> [Aim]
Reproduce the listing word for word, leaving every picture behind.

◇ ◇ ◇ ◇ ◇ ◇ ◇

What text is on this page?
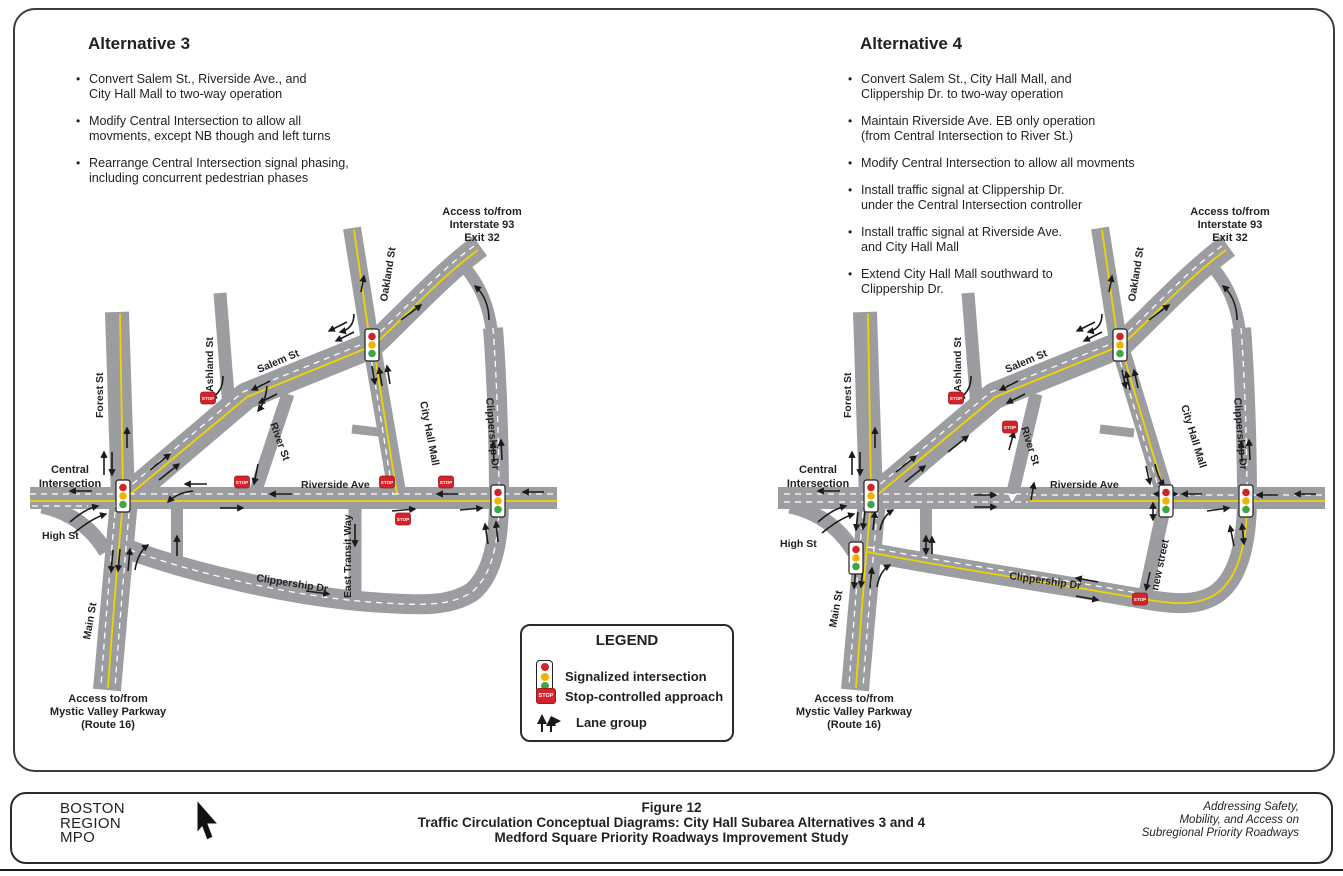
Alternative 3
• Convert Salem St., Riverside Ave., and
City Hall Mall to two-way operation
• Modify Central Intersection to allow all
movments, except NB though and left turns
• Rearrange Central Intersection signal phasing,
including concurrent pedestrian phases
Alternative 4
• Convert Salem St., City Hall Mall, and
Clippership Dr. to two-way operation
• Maintain Riverside Ave. EB only operation
(from Central Intersection to River St.)
• Modify Central Intersection to allow all movments
• Install traffic signal at Clippership Dr.
under the Central Intersection controller
• Install traffic signal at Riverside Ave.
and City Hall Mall
• Extend City Hall Mall southward to
Clippership Dr.
STOP
STOP	STOP	STOP
STOP
Forest St
Ashland St	Salem St
Oakland St
River St	City Hall Mall	Clippership Dr
Riverside Ave
East Transit Way
Clippership Dr
High St
Main St
Central
Intersection
Access to/from
Interstate 93
Exit 32
Access to/from
Mystic Valley Parkway
(Route 16)
STOP
STOP
STOP
Forest St
Ashland St	Salem St
Oakland St
River St	City Hall Mall Clippership Dr
Riverside Ave
new street
Clippership Dr
High St
Main St
Central
Intersection
Access to/from
Interstate 93
Exit 32
Access to/from
Mystic Valley Parkway
(Route 16)
LEGEND
Signalized intersection
STOP Stop-controlled approach
Lane group
BOSTON
REGION
MPO
Figure 12
Traffic Circulation Conceptual Diagrams: City Hall Subarea Alternatives 3 and 4
Medford Square Priority Roadways Improvement Study
Addressing Safety,
Mobility, and Access on
Subregional Priority Roadways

◇ ◇ ◇ ◇ ◇ ◇ ◇

> [Solution]
What text is on this page?
Alternative 3
• Convert Salem St., Riverside Ave., and
City Hall Mall to two-way operation
• Modify Central Intersection to allow all
movments, except NB though and left turns
• Rearrange Central Intersection signal phasing,
including concurrent pedestrian phases
Alternative 4
• Convert Salem St., City Hall Mall, and
Clippership Dr. to two-way operation
• Maintain Riverside Ave. EB only operation
(from Central Intersection to River St.)
• Modify Central Intersection to allow all movments
• Install traffic signal at Clippership Dr.
under the Central Intersection controller
• Install traffic signal at Riverside Ave.
and City Hall Mall
• Extend City Hall Mall southward to
Clippership Dr.
STOP
STOP	STOP	STOP
STOP
Forest St
Ashland St	Salem St
Oakland St
River St	City Hall Mall	Clippership Dr
Riverside Ave
East Transit Way
Clippership Dr
High St
Main St
Central
Intersection
Access to/from
Interstate 93
Exit 32
Access to/from
Mystic Valley Parkway
(Route 16)
STOP
STOP
STOP
Forest St
Ashland St	Salem St
Oakland St
River St	City Hall Mall Clippership Dr
Riverside Ave
new street
Clippership Dr
High St
Main St
Central
Intersection
Access to/from
Interstate 93
Exit 32
Access to/from
Mystic Valley Parkway
(Route 16)
LEGEND
Signalized intersection
STOP Stop-controlled approach
Lane group
BOSTON
REGION
MPO
Figure 12
Traffic Circulation Conceptual Diagrams: City Hall Subarea Alternatives 3 and 4
Medford Square Priority Roadways Improvement Study
Addressing Safety,
Mobility, and Access on
Subregional Priority Roadways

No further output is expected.